## TASK BRIEF
Write out each line of the material again, word for word.

[Records from a collection]
————————
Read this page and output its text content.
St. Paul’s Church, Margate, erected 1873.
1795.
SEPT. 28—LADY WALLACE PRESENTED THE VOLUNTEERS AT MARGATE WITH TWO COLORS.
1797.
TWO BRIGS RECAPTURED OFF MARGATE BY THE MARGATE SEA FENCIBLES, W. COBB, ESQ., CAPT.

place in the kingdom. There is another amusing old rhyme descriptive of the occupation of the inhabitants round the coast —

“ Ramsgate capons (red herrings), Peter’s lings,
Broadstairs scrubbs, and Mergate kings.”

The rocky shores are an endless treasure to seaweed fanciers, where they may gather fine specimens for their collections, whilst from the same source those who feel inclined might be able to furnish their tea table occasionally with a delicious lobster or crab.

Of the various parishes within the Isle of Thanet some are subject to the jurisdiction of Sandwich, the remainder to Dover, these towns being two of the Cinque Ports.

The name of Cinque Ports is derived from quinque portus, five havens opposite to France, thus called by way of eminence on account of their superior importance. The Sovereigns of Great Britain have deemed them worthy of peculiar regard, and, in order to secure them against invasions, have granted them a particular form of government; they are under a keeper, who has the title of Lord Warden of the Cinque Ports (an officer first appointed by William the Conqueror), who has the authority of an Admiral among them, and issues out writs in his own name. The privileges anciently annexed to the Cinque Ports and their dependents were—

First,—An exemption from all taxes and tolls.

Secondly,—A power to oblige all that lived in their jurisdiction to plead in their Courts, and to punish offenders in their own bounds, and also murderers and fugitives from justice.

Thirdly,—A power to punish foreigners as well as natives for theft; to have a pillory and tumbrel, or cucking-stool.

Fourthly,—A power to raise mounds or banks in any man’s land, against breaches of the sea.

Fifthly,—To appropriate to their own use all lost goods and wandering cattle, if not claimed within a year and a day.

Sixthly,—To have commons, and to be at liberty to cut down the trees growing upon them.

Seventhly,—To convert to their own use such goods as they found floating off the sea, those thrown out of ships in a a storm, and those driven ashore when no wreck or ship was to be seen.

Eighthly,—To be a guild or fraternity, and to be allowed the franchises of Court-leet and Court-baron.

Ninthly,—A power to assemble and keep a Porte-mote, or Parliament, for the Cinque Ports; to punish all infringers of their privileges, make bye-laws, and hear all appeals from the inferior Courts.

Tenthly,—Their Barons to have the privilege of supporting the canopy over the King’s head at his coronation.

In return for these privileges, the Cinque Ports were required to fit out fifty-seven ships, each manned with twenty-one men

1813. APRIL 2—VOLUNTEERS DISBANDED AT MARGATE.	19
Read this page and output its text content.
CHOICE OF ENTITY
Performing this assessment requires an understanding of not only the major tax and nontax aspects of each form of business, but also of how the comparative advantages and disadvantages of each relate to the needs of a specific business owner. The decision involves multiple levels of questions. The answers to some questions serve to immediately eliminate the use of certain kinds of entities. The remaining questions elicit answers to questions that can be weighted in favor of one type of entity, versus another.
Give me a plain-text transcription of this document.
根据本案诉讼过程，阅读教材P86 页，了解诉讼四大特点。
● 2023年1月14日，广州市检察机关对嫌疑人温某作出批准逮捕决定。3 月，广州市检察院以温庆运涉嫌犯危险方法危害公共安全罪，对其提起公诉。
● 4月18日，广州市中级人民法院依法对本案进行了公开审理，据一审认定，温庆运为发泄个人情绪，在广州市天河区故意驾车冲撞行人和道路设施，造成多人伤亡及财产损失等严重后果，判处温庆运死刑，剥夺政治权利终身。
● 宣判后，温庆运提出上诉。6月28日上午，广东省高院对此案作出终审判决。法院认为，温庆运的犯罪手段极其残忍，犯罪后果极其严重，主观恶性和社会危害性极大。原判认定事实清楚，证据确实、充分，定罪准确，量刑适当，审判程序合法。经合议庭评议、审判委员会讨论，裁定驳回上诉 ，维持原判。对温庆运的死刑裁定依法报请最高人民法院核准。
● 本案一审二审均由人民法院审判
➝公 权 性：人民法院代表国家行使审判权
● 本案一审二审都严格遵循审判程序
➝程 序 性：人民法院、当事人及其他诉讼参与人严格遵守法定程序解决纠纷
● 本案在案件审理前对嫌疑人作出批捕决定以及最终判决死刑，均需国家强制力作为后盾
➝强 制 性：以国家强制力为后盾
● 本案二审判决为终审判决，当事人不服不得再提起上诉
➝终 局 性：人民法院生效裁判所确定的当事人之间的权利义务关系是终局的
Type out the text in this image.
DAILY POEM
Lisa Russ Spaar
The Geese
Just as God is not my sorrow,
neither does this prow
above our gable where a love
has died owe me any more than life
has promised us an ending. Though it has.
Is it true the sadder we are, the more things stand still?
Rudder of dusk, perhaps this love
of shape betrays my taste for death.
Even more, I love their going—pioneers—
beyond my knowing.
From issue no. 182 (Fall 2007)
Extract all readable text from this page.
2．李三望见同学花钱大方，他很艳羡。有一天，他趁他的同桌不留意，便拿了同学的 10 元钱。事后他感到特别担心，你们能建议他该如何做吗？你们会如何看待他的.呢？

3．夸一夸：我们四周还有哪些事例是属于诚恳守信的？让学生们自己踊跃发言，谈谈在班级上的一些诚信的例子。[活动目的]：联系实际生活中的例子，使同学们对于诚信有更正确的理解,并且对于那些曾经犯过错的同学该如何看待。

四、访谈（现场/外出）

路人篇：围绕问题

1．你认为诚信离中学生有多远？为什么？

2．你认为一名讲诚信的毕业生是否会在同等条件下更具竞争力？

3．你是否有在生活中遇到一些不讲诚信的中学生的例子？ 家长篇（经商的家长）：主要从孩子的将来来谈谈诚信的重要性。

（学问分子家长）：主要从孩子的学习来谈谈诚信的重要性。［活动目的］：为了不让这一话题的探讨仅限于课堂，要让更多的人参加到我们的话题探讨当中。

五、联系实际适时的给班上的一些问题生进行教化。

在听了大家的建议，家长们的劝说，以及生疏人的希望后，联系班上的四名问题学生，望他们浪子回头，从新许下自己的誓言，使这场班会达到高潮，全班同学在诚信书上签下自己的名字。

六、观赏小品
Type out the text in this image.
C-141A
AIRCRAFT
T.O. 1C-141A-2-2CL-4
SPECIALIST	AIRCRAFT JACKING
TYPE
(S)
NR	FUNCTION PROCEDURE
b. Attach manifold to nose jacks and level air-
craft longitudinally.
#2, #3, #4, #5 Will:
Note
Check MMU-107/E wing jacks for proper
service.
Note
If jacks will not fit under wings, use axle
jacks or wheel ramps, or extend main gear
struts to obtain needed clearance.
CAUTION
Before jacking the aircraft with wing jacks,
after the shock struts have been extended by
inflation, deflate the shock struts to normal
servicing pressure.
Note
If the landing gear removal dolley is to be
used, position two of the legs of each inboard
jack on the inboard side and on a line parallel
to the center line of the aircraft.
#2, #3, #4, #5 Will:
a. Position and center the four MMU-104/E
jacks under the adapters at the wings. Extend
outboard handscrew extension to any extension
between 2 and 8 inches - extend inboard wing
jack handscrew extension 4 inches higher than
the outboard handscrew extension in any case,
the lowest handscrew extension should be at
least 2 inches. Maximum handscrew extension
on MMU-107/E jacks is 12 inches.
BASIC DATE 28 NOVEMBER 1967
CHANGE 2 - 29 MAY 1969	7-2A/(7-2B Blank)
————————
## REPLY
Read this page and output its text content.
St. Paul’s Church, Margate, erected 1873.
1795.
SEPT. 28—LADY WALLACE PRESENTED THE VOLUNTEERS AT MARGATE WITH TWO COLORS.
1797.
TWO BRIGS RECAPTURED OFF MARGATE BY THE MARGATE SEA FENCIBLES, W. COBB, ESQ., CAPT.

place in the kingdom. There is another amusing old rhyme descriptive of the occupation of the inhabitants round the coast —

“ Ramsgate capons (red herrings), Peter’s lings,
Broadstairs scrubbs, and Mergate kings.”

The rocky shores are an endless treasure to seaweed fanciers, where they may gather fine specimens for their collections, whilst from the same source those who feel inclined might be able to furnish their tea table occasionally with a delicious lobster or crab.

Of the various parishes within the Isle of Thanet some are subject to the jurisdiction of Sandwich, the remainder to Dover, these towns being two of the Cinque Ports.

The name of Cinque Ports is derived from quinque portus, five havens opposite to France, thus called by way of eminence on account of their superior importance. The Sovereigns of Great Britain have deemed them worthy of peculiar regard, and, in order to secure them against invasions, have granted them a particular form of government; they are under a keeper, who has the title of Lord Warden of the Cinque Ports (an officer first appointed by William the Conqueror), who has the authority of an Admiral among them, and issues out writs in his own name. The privileges anciently annexed to the Cinque Ports and their dependents were—

First,—An exemption from all taxes and tolls.

Secondly,—A power to oblige all that lived in their jurisdiction to plead in their Courts, and to punish offenders in their own bounds, and also murderers and fugitives from justice.

Thirdly,—A power to punish foreigners as well as natives for theft; to have a pillory and tumbrel, or cucking-stool.

Fourthly,—A power to raise mounds or banks in any man’s land, against breaches of the sea.

Fifthly,—To appropriate to their own use all lost goods and wandering cattle, if not claimed within a year and a day.

Sixthly,—To have commons, and to be at liberty to cut down the trees growing upon them.

Seventhly,—To convert to their own use such goods as they found floating off the sea, those thrown out of ships in a a storm, and those driven ashore when no wreck or ship was to be seen.

Eighthly,—To be a guild or fraternity, and to be allowed the franchises of Court-leet and Court-baron.

Ninthly,—A power to assemble and keep a Porte-mote, or Parliament, for the Cinque Ports; to punish all infringers of their privileges, make bye-laws, and hear all appeals from the inferior Courts.

Tenthly,—Their Barons to have the privilege of supporting the canopy over the King’s head at his coronation.

In return for these privileges, the Cinque Ports were required to fit out fifty-seven ships, each manned with twenty-one men

1813. APRIL 2—VOLUNTEERS DISBANDED AT MARGATE.	19
Read this page and output its text content.
CHOICE OF ENTITY
Performing this assessment requires an understanding of not only the major tax and nontax aspects of each form of business, but also of how the comparative advantages and disadvantages of each relate to the needs of a specific business owner. The decision involves multiple levels of questions. The answers to some questions serve to immediately eliminate the use of certain kinds of entities. The remaining questions elicit answers to questions that can be weighted in favor of one type of entity, versus another.
Give me a plain-text transcription of this document.
根据本案诉讼过程，阅读教材P86 页，了解诉讼四大特点。
● 2023年1月14日，广州市检察机关对嫌疑人温某作出批准逮捕决定。3 月，广州市检察院以温庆运涉嫌犯危险方法危害公共安全罪，对其提起公诉。
● 4月18日，广州市中级人民法院依法对本案进行了公开审理，据一审认定，温庆运为发泄个人情绪，在广州市天河区故意驾车冲撞行人和道路设施，造成多人伤亡及财产损失等严重后果，判处温庆运死刑，剥夺政治权利终身。
● 宣判后，温庆运提出上诉。6月28日上午，广东省高院对此案作出终审判决。法院认为，温庆运的犯罪手段极其残忍，犯罪后果极其严重，主观恶性和社会危害性极大。原判认定事实清楚，证据确实、充分，定罪准确，量刑适当，审判程序合法。经合议庭评议、审判委员会讨论，裁定驳回上诉 ，维持原判。对温庆运的死刑裁定依法报请最高人民法院核准。
● 本案一审二审均由人民法院审判
➝公 权 性：人民法院代表国家行使审判权
● 本案一审二审都严格遵循审判程序
➝程 序 性：人民法院、当事人及其他诉讼参与人严格遵守法定程序解决纠纷
● 本案在案件审理前对嫌疑人作出批捕决定以及最终判决死刑，均需国家强制力作为后盾
➝强 制 性：以国家强制力为后盾
● 本案二审判决为终审判决，当事人不服不得再提起上诉
➝终 局 性：人民法院生效裁判所确定的当事人之间的权利义务关系是终局的
Type out the text in this image.
DAILY POEM
Lisa Russ Spaar
The Geese
Just as God is not my sorrow,
neither does this prow
above our gable where a love
has died owe me any more than life
has promised us an ending. Though it has.
Is it true the sadder we are, the more things stand still?
Rudder of dusk, perhaps this love
of shape betrays my taste for death.
Even more, I love their going—pioneers—
beyond my knowing.
From issue no. 182 (Fall 2007)
Extract all readable text from this page.
2．李三望见同学花钱大方，他很艳羡。有一天，他趁他的同桌不留意，便拿了同学的 10 元钱。事后他感到特别担心，你们能建议他该如何做吗？你们会如何看待他的.呢？

3．夸一夸：我们四周还有哪些事例是属于诚恳守信的？让学生们自己踊跃发言，谈谈在班级上的一些诚信的例子。[活动目的]：联系实际生活中的例子，使同学们对于诚信有更正确的理解,并且对于那些曾经犯过错的同学该如何看待。

四、访谈（现场/外出）

路人篇：围绕问题

1．你认为诚信离中学生有多远？为什么？

2．你认为一名讲诚信的毕业生是否会在同等条件下更具竞争力？

3．你是否有在生活中遇到一些不讲诚信的中学生的例子？ 家长篇（经商的家长）：主要从孩子的将来来谈谈诚信的重要性。

（学问分子家长）：主要从孩子的学习来谈谈诚信的重要性。［活动目的］：为了不让这一话题的探讨仅限于课堂，要让更多的人参加到我们的话题探讨当中。

五、联系实际适时的给班上的一些问题生进行教化。

在听了大家的建议，家长们的劝说，以及生疏人的希望后，联系班上的四名问题学生，望他们浪子回头，从新许下自己的誓言，使这场班会达到高潮，全班同学在诚信书上签下自己的名字。

六、观赏小品
Type out the text in this image.
C-141A
AIRCRAFT
T.O. 1C-141A-2-2CL-4
SPECIALIST	AIRCRAFT JACKING
TYPE
(S)
NR	FUNCTION PROCEDURE
b. Attach manifold to nose jacks and level air-
craft longitudinally.
#2, #3, #4, #5 Will:
Note
Check MMU-107/E wing jacks for proper
service.
Note
If jacks will not fit under wings, use axle
jacks or wheel ramps, or extend main gear
struts to obtain needed clearance.
CAUTION
Before jacking the aircraft with wing jacks,
after the shock struts have been extended by
inflation, deflate the shock struts to normal
servicing pressure.
Note
If the landing gear removal dolley is to be
used, position two of the legs of each inboard
jack on the inboard side and on a line parallel
to the center line of the aircraft.
#2, #3, #4, #5 Will:
a. Position and center the four MMU-104/E
jacks under the adapters at the wings. Extend
outboard handscrew extension to any extension
between 2 and 8 inches - extend inboard wing
jack handscrew extension 4 inches higher than
the outboard handscrew extension in any case,
the lowest handscrew extension should be at
least 2 inches. Maximum handscrew extension
on MMU-107/E jacks is 12 inches.
BASIC DATE 28 NOVEMBER 1967
CHANGE 2 - 29 MAY 1969	7-2A/(7-2B Blank)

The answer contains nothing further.